>> begin Information provided
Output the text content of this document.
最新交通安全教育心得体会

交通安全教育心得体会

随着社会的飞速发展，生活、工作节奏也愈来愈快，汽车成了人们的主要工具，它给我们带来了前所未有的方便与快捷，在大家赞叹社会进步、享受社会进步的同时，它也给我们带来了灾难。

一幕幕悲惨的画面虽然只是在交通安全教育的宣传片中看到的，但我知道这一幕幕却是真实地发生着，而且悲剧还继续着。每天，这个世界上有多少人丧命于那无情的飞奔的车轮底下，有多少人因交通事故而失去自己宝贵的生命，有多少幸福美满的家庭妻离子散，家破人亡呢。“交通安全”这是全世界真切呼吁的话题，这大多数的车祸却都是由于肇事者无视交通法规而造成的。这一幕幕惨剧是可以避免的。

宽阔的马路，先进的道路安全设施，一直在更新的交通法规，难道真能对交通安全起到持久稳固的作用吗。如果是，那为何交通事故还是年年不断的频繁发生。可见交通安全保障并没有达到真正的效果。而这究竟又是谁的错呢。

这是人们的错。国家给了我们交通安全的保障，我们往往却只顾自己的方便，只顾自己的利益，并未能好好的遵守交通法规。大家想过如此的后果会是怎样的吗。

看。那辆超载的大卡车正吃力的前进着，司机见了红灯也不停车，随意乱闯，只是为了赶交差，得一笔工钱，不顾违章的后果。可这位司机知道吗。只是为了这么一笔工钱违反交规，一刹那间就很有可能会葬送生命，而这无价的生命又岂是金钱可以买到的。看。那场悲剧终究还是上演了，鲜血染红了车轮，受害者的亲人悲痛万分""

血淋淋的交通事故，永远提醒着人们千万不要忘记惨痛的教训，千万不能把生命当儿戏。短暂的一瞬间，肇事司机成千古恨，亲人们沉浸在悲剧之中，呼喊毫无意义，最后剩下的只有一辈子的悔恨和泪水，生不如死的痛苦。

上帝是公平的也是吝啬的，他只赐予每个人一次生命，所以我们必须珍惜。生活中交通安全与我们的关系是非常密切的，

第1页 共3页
>> end Information provided
Output all of the data again, exactly.

Correct output —
Output the text content of this document.
最新交通安全教育心得体会

交通安全教育心得体会

随着社会的飞速发展，生活、工作节奏也愈来愈快，汽车成了人们的主要工具，它给我们带来了前所未有的方便与快捷，在大家赞叹社会进步、享受社会进步的同时，它也给我们带来了灾难。

一幕幕悲惨的画面虽然只是在交通安全教育的宣传片中看到的，但我知道这一幕幕却是真实地发生着，而且悲剧还继续着。每天，这个世界上有多少人丧命于那无情的飞奔的车轮底下，有多少人因交通事故而失去自己宝贵的生命，有多少幸福美满的家庭妻离子散，家破人亡呢。“交通安全”这是全世界真切呼吁的话题，这大多数的车祸却都是由于肇事者无视交通法规而造成的。这一幕幕惨剧是可以避免的。

宽阔的马路，先进的道路安全设施，一直在更新的交通法规，难道真能对交通安全起到持久稳固的作用吗。如果是，那为何交通事故还是年年不断的频繁发生。可见交通安全保障并没有达到真正的效果。而这究竟又是谁的错呢。

这是人们的错。国家给了我们交通安全的保障，我们往往却只顾自己的方便，只顾自己的利益，并未能好好的遵守交通法规。大家想过如此的后果会是怎样的吗。

看。那辆超载的大卡车正吃力的前进着，司机见了红灯也不停车，随意乱闯，只是为了赶交差，得一笔工钱，不顾违章的后果。可这位司机知道吗。只是为了这么一笔工钱违反交规，一刹那间就很有可能会葬送生命，而这无价的生命又岂是金钱可以买到的。看。那场悲剧终究还是上演了，鲜血染红了车轮，受害者的亲人悲痛万分""

血淋淋的交通事故，永远提醒着人们千万不要忘记惨痛的教训，千万不能把生命当儿戏。短暂的一瞬间，肇事司机成千古恨，亲人们沉浸在悲剧之中，呼喊毫无意义，最后剩下的只有一辈子的悔恨和泪水，生不如死的痛苦。

上帝是公平的也是吝啬的，他只赐予每个人一次生命，所以我们必须珍惜。生活中交通安全与我们的关系是非常密切的，

第1页 共3页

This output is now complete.